Aim of the task: Starting from the line that contains "What does this", reproduce each line exactly through the end of the material, and include no other lines.

Available data:

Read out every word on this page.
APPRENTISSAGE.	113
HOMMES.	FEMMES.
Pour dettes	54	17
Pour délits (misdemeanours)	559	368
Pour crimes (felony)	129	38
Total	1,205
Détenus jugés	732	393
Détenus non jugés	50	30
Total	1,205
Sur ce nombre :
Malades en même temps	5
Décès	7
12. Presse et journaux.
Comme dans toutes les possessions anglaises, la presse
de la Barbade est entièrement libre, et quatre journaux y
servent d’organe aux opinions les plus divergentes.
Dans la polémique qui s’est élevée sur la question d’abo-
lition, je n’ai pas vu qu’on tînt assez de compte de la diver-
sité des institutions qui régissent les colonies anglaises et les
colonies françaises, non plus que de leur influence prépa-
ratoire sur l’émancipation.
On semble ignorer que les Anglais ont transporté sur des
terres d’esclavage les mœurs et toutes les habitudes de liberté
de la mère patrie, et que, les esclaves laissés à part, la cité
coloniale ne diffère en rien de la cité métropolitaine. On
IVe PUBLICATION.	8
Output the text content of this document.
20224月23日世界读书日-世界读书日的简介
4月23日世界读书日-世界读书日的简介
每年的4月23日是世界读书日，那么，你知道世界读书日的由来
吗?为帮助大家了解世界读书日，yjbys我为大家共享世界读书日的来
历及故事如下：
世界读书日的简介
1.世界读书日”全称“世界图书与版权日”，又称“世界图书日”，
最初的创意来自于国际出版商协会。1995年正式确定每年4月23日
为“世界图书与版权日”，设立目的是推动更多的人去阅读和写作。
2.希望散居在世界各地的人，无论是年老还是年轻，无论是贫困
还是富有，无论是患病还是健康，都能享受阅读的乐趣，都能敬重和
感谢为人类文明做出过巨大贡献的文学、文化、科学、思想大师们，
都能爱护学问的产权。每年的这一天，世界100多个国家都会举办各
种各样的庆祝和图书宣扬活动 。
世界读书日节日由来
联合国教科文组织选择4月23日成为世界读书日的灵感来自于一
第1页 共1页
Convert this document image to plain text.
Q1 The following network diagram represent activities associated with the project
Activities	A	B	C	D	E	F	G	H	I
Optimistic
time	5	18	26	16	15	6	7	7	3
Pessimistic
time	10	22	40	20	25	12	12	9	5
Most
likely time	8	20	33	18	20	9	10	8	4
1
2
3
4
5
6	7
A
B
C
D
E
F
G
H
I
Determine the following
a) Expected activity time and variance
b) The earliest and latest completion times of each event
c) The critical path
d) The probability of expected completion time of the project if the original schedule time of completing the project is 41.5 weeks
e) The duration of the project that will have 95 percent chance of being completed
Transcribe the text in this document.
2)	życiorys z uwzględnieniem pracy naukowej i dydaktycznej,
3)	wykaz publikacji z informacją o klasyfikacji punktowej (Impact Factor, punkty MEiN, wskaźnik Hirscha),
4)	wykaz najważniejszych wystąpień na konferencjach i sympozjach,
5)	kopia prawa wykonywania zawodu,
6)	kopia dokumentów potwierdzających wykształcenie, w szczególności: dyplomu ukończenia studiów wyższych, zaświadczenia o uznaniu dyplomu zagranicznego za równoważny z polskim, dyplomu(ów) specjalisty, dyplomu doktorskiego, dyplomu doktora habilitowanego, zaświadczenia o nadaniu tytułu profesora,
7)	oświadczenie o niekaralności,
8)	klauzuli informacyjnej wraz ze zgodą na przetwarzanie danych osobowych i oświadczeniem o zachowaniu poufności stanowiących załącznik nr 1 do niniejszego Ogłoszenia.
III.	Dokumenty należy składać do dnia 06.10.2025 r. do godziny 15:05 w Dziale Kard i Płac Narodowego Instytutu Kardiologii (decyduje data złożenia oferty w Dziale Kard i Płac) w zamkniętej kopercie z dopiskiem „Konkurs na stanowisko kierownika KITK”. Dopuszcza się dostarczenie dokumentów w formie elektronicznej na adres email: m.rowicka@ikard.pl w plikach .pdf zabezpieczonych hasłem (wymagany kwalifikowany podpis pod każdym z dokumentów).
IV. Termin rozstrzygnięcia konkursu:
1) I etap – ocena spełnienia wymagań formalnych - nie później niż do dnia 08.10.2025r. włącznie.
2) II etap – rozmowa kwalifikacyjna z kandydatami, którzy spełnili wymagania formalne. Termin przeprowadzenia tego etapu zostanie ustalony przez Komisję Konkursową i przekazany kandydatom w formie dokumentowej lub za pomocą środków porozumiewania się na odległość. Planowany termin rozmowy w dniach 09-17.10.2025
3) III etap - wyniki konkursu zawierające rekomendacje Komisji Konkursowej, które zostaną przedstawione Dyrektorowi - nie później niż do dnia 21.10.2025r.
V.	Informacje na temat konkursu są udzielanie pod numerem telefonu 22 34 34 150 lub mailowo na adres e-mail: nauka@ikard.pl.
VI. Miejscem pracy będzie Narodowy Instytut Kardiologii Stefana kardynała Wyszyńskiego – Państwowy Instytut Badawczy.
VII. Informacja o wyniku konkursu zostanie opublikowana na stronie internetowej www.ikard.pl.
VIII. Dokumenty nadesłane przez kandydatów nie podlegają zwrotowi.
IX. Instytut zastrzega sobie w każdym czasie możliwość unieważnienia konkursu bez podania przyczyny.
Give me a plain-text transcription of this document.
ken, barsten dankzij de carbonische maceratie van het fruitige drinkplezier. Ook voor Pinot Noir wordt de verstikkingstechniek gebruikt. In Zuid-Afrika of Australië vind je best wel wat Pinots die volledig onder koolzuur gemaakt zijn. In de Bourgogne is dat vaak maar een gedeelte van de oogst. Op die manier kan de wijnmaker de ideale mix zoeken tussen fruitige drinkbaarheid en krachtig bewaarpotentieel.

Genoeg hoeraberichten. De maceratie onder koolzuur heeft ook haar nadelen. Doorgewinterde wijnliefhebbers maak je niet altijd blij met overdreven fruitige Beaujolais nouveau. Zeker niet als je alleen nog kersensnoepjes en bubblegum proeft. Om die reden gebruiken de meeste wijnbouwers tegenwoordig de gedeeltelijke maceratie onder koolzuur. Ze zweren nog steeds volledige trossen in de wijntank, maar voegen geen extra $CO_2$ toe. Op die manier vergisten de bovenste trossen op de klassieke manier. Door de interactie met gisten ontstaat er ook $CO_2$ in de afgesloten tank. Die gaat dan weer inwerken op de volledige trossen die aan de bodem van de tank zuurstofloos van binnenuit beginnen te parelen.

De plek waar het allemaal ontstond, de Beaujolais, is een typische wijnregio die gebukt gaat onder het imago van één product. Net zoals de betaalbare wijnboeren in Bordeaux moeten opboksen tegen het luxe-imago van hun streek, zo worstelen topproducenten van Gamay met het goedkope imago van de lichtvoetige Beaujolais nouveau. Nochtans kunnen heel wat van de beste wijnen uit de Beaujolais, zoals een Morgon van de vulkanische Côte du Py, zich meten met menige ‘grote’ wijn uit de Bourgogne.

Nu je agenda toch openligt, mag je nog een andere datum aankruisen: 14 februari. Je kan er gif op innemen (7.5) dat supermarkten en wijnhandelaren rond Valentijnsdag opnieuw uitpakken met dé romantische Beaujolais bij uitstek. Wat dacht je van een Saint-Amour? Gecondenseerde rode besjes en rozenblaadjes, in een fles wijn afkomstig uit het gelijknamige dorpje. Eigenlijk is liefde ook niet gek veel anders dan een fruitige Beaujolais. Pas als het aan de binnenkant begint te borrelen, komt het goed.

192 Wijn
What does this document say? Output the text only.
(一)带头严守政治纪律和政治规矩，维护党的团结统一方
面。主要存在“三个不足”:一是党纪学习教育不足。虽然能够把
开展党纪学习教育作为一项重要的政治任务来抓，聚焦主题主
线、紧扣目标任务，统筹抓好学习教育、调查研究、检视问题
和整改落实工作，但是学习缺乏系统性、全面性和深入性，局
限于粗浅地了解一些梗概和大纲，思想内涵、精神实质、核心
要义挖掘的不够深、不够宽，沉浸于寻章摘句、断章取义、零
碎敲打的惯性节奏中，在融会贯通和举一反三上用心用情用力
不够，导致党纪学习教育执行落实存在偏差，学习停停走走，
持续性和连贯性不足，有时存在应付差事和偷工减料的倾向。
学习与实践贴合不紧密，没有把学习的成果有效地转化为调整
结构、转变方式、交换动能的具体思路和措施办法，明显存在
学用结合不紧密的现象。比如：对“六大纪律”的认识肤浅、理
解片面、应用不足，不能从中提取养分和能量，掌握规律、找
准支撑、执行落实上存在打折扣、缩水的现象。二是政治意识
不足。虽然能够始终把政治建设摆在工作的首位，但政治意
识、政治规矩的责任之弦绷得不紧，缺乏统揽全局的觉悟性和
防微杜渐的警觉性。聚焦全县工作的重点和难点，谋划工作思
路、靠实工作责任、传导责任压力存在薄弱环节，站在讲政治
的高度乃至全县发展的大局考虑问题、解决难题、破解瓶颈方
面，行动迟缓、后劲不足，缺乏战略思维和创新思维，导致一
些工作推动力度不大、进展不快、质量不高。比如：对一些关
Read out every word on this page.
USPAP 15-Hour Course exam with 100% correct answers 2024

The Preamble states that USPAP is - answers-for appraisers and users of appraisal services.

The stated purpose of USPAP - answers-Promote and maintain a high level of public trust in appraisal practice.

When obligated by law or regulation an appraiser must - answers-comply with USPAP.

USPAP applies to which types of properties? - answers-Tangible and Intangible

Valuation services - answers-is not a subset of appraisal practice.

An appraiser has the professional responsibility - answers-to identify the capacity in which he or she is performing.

Task response:
What does this document say? Output the text only.
(一)带头严守政治纪律和政治规矩，维护党的团结统一方
面。主要存在“三个不足”:一是党纪学习教育不足。虽然能够把
开展党纪学习教育作为一项重要的政治任务来抓，聚焦主题主
线、紧扣目标任务，统筹抓好学习教育、调查研究、检视问题
和整改落实工作，但是学习缺乏系统性、全面性和深入性，局
限于粗浅地了解一些梗概和大纲，思想内涵、精神实质、核心
要义挖掘的不够深、不够宽，沉浸于寻章摘句、断章取义、零
碎敲打的惯性节奏中，在融会贯通和举一反三上用心用情用力
不够，导致党纪学习教育执行落实存在偏差，学习停停走走，
持续性和连贯性不足，有时存在应付差事和偷工减料的倾向。
学习与实践贴合不紧密，没有把学习的成果有效地转化为调整
结构、转变方式、交换动能的具体思路和措施办法，明显存在
学用结合不紧密的现象。比如：对“六大纪律”的认识肤浅、理
解片面、应用不足，不能从中提取养分和能量，掌握规律、找
准支撑、执行落实上存在打折扣、缩水的现象。二是政治意识
不足。虽然能够始终把政治建设摆在工作的首位，但政治意
识、政治规矩的责任之弦绷得不紧，缺乏统揽全局的觉悟性和
防微杜渐的警觉性。聚焦全县工作的重点和难点，谋划工作思
路、靠实工作责任、传导责任压力存在薄弱环节，站在讲政治
的高度乃至全县发展的大局考虑问题、解决难题、破解瓶颈方
面，行动迟缓、后劲不足，缺乏战略思维和创新思维，导致一
些工作推动力度不大、进展不快、质量不高。比如：对一些关
Read out every word on this page.
USPAP 15-Hour Course exam with 100% correct answers 2024

The Preamble states that USPAP is - answers-for appraisers and users of appraisal services.

The stated purpose of USPAP - answers-Promote and maintain a high level of public trust in appraisal practice.

When obligated by law or regulation an appraiser must - answers-comply with USPAP.

USPAP applies to which types of properties? - answers-Tangible and Intangible

Valuation services - answers-is not a subset of appraisal practice.

An appraiser has the professional responsibility - answers-to identify the capacity in which he or she is performing.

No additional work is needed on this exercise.